Direction:
Find the lines that contain the word "structured" and copy each one.
<<<<
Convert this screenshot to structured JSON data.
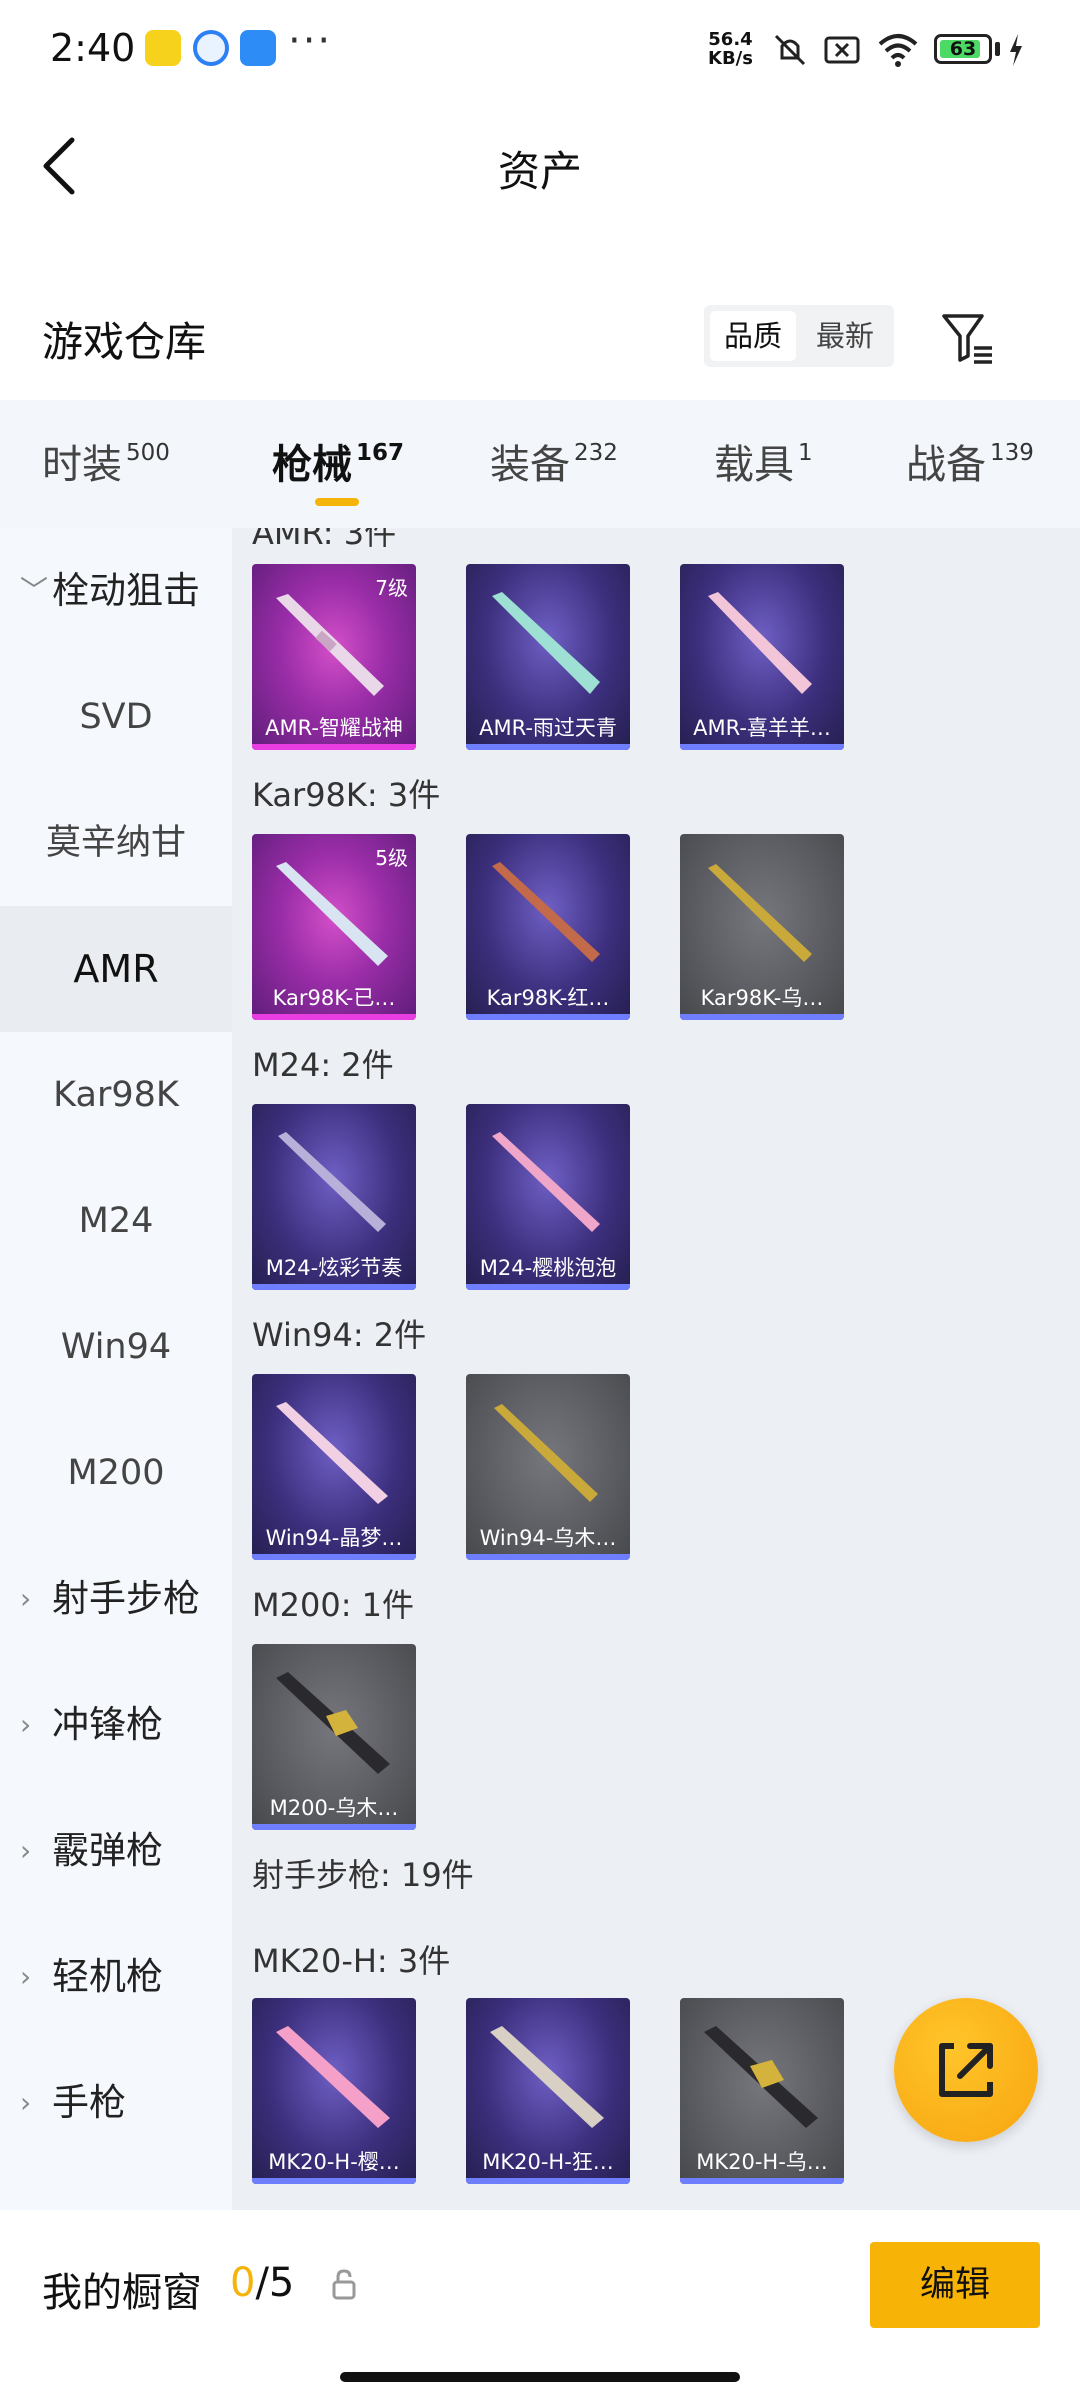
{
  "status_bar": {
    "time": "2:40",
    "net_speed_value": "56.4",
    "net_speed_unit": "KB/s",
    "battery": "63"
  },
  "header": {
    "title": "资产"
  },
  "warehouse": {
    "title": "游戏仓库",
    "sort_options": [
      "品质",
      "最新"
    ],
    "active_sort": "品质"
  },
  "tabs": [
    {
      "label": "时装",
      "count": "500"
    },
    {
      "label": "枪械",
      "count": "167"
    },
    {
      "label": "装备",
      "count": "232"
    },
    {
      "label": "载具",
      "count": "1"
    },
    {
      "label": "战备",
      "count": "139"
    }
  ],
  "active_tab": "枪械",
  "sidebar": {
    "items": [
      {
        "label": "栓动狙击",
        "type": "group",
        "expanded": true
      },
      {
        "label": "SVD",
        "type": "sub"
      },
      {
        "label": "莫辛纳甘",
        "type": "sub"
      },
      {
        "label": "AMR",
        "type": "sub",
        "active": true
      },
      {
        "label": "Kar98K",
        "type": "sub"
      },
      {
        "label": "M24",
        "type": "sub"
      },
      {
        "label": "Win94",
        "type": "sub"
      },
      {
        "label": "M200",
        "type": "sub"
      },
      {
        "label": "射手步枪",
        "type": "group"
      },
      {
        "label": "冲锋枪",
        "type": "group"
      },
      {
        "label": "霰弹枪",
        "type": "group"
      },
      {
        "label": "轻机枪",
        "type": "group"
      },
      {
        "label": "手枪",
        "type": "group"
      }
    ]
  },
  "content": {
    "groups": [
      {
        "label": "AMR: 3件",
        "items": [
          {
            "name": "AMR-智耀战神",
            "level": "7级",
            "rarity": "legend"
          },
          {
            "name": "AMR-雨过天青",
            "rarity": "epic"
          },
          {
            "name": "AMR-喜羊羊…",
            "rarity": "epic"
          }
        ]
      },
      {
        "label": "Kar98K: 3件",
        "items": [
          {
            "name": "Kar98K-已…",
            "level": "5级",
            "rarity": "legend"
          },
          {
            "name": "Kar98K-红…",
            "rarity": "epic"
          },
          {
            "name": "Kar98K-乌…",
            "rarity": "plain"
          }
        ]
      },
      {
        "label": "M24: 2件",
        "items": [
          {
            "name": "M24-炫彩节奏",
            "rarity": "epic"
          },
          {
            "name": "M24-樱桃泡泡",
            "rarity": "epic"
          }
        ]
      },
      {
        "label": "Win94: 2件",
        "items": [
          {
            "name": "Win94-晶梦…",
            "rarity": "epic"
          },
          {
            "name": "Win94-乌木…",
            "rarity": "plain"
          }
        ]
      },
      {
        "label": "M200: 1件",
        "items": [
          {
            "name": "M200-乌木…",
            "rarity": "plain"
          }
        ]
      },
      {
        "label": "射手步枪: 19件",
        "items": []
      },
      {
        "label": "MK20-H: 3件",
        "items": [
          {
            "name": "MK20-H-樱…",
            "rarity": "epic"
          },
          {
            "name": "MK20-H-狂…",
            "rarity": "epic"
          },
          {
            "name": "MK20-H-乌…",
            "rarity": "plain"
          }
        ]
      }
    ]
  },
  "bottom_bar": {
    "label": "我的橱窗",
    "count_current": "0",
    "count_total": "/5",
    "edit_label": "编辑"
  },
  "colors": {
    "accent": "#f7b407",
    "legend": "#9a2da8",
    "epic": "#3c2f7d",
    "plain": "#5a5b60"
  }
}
>>>>
<<<<
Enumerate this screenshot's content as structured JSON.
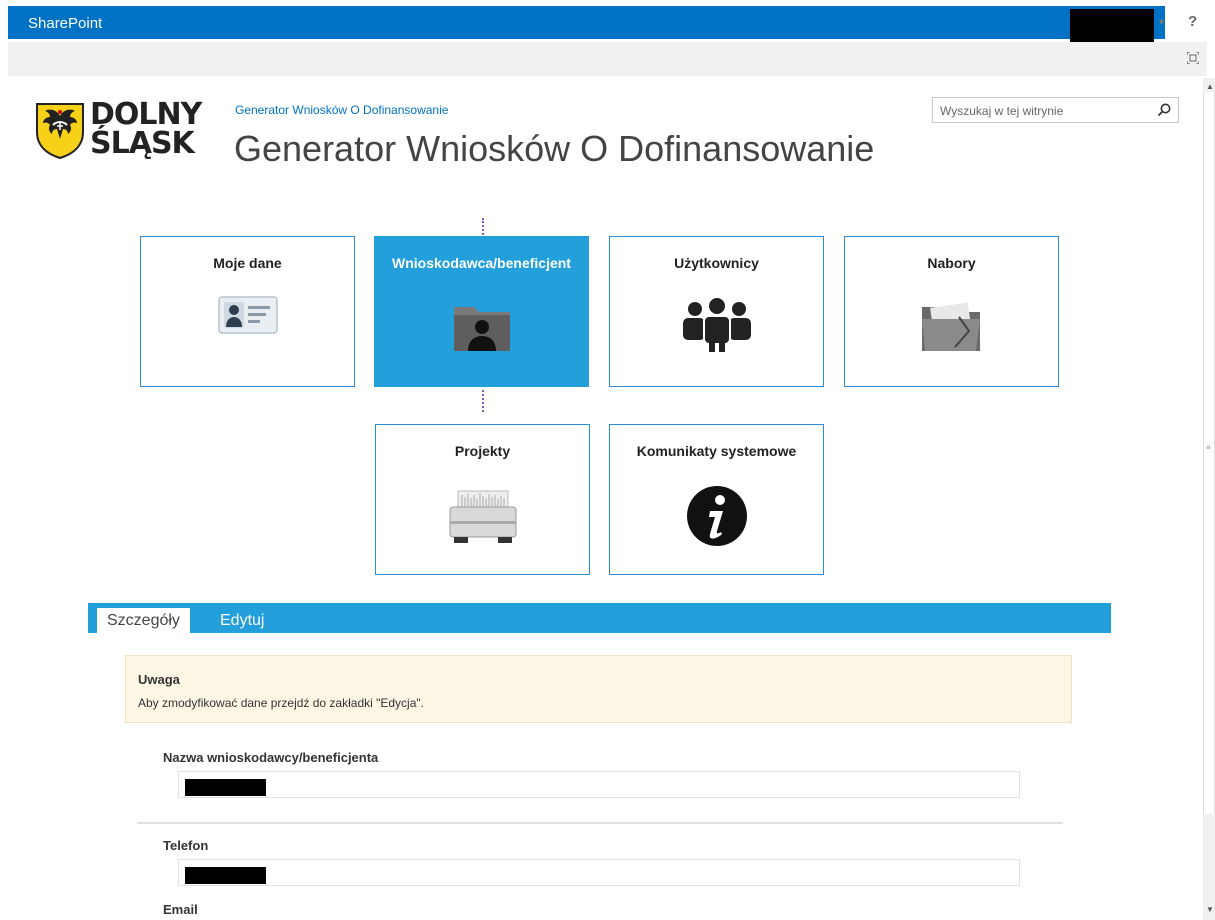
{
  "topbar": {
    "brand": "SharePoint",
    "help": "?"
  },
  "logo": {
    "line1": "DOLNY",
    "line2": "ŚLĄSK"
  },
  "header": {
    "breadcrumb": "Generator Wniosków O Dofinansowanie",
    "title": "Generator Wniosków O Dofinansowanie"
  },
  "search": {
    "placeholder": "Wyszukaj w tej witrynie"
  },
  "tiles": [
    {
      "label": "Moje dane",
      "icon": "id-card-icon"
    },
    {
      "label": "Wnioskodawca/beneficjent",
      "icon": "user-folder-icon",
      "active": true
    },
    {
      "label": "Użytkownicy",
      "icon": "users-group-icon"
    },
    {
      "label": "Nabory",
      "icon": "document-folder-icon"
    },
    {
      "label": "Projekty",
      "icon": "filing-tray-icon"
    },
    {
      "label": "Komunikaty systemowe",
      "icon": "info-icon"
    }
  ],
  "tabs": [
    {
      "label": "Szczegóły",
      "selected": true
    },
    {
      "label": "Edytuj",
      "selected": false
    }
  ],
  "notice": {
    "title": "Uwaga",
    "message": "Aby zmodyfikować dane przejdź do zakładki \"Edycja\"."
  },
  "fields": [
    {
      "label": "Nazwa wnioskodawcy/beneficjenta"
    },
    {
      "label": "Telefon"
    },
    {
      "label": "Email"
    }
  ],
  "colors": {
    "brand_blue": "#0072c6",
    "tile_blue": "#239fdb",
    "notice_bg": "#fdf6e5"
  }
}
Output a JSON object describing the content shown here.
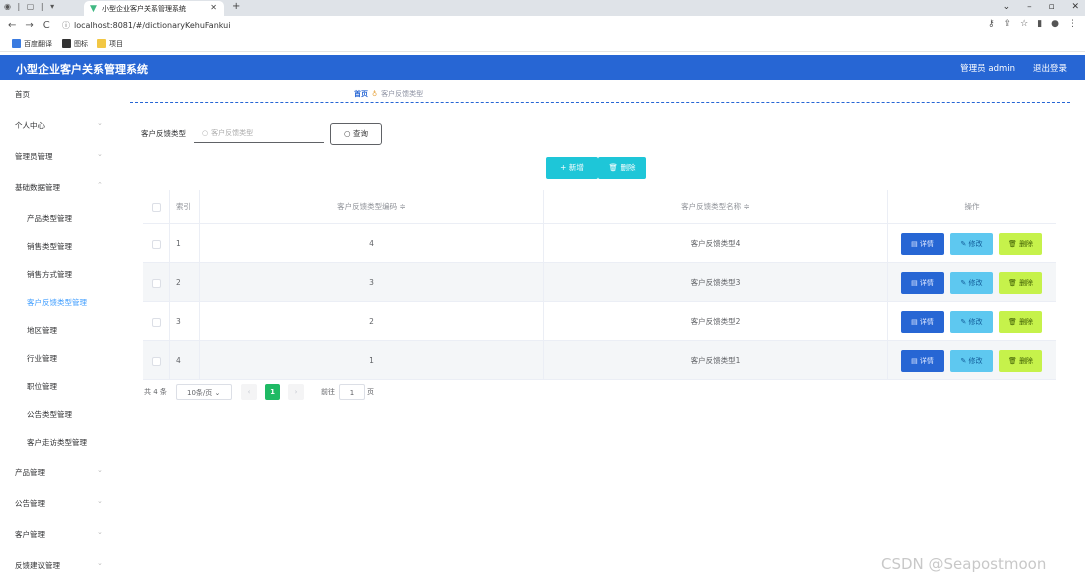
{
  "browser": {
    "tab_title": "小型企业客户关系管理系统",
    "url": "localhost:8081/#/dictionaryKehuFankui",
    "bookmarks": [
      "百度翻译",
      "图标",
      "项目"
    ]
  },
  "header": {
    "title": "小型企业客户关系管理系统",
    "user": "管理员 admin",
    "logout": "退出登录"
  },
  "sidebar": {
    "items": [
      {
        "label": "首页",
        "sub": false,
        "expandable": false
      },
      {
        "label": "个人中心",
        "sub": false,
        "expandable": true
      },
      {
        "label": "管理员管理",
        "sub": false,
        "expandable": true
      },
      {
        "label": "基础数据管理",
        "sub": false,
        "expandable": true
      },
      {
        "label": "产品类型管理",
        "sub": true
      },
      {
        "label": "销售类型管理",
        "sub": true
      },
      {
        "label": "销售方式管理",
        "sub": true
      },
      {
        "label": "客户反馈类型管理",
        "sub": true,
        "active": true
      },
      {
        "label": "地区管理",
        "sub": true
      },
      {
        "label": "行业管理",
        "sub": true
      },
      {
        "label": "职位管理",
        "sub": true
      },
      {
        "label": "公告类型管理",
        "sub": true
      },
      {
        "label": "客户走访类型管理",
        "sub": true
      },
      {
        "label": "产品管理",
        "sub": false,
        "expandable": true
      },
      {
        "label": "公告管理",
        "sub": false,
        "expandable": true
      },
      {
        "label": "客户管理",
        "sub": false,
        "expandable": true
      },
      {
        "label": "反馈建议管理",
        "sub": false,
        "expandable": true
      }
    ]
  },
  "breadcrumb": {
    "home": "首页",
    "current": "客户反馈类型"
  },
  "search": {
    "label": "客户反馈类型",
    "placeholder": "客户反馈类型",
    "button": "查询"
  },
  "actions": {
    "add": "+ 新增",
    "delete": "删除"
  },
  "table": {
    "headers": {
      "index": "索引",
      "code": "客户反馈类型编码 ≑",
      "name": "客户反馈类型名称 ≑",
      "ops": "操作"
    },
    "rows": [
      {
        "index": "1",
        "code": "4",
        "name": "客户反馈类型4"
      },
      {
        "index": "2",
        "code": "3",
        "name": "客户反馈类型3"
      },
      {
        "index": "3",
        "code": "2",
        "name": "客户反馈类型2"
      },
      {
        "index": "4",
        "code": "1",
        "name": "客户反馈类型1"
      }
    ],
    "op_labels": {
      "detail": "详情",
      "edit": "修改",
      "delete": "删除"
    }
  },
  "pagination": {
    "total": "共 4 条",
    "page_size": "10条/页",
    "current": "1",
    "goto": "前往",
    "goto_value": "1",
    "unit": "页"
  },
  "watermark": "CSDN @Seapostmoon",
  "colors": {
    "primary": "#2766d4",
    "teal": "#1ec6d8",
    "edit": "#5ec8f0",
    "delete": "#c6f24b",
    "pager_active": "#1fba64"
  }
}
>>>>
<<<<
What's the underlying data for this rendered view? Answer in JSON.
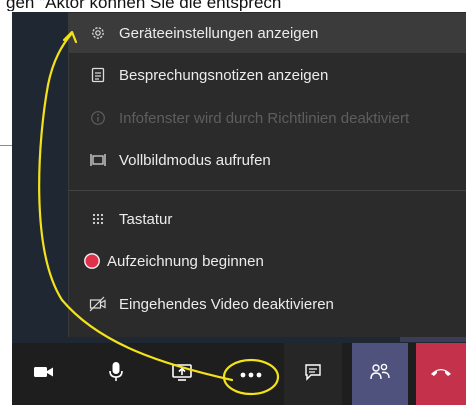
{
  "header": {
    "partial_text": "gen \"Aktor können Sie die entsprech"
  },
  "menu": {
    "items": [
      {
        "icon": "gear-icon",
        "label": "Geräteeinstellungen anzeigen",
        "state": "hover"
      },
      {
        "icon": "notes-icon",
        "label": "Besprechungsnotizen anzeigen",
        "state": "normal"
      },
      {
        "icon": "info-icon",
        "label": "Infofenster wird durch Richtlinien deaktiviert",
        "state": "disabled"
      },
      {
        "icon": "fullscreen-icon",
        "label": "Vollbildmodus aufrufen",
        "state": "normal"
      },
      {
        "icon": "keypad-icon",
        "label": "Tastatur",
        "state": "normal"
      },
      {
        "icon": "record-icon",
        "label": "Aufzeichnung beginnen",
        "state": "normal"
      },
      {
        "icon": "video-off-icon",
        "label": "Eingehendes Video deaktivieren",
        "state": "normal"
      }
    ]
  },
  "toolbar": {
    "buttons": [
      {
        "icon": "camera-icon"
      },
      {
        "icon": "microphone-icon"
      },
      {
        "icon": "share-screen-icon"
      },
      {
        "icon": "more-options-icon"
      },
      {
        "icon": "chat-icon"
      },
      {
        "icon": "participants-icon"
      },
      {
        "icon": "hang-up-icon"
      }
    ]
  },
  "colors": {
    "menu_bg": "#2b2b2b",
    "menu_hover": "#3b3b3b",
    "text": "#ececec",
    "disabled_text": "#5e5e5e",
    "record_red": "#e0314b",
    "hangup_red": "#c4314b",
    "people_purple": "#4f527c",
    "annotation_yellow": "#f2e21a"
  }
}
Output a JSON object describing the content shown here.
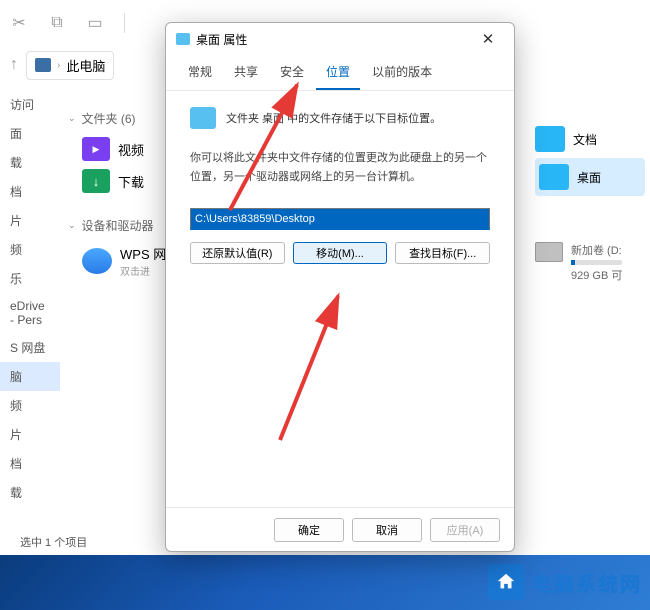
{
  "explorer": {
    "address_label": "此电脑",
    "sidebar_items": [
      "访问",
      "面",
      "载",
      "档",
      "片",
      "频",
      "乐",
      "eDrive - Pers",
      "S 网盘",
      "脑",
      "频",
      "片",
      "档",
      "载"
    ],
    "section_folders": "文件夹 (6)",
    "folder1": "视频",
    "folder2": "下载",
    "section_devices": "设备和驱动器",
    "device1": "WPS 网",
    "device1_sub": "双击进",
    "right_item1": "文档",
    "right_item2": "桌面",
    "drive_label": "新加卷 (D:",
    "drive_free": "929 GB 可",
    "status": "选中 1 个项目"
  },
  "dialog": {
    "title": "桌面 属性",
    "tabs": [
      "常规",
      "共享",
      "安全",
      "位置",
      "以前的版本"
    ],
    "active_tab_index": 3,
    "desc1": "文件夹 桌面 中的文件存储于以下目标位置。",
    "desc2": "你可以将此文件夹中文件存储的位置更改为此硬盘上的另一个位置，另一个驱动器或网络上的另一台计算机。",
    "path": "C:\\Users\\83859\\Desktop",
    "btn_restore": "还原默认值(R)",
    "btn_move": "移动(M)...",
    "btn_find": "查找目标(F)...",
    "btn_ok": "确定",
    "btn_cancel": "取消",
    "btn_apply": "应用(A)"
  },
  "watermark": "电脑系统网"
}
>>>>
Solution to this task:
Convert this screenshot to structured JSON data.
Enumerate this screenshot's content as structured JSON.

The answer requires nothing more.